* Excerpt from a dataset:
::::::::

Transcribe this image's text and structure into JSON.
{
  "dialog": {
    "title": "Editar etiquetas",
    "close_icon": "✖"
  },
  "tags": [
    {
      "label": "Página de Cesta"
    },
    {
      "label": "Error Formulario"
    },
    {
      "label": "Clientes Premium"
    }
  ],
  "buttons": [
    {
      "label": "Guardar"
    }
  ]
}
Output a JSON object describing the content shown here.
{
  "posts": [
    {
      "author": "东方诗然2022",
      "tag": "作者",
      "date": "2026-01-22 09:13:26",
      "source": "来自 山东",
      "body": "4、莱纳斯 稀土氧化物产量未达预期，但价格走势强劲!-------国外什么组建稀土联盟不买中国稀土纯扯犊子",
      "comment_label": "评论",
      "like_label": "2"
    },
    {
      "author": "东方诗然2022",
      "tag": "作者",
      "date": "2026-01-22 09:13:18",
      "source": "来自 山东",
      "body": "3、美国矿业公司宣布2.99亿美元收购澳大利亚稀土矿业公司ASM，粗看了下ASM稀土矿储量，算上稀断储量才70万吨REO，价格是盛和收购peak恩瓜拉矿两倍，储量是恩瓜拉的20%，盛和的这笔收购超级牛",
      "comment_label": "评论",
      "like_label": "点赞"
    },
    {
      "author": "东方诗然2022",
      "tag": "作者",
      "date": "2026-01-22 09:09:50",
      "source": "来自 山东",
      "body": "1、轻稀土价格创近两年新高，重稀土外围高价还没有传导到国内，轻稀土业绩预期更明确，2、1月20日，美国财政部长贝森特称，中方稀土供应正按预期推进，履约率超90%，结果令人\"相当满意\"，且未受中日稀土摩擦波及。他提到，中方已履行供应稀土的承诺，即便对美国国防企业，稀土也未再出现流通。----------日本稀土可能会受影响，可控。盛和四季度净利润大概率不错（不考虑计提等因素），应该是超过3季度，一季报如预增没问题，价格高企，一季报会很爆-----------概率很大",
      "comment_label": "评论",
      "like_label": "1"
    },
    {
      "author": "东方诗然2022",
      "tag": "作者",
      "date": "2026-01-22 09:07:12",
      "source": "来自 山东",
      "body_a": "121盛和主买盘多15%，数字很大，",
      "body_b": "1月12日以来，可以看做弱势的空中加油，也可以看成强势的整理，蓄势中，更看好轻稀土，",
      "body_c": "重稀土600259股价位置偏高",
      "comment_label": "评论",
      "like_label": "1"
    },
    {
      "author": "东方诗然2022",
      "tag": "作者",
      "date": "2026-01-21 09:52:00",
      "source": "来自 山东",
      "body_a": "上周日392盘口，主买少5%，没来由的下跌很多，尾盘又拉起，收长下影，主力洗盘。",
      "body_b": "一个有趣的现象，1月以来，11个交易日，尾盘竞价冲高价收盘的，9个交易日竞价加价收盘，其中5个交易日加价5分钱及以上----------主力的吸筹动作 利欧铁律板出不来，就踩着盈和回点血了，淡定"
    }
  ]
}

::::::::

* To be done: Check each line of the records above for the string "date", and report every line that has it.

* Complete output:
      "date": "2026-01-22 09:13:26",
      "date": "2026-01-22 09:13:18",
      "date": "2026-01-22 09:09:50",
      "date": "2026-01-22 09:07:12",
      "date": "2026-01-21 09:52:00",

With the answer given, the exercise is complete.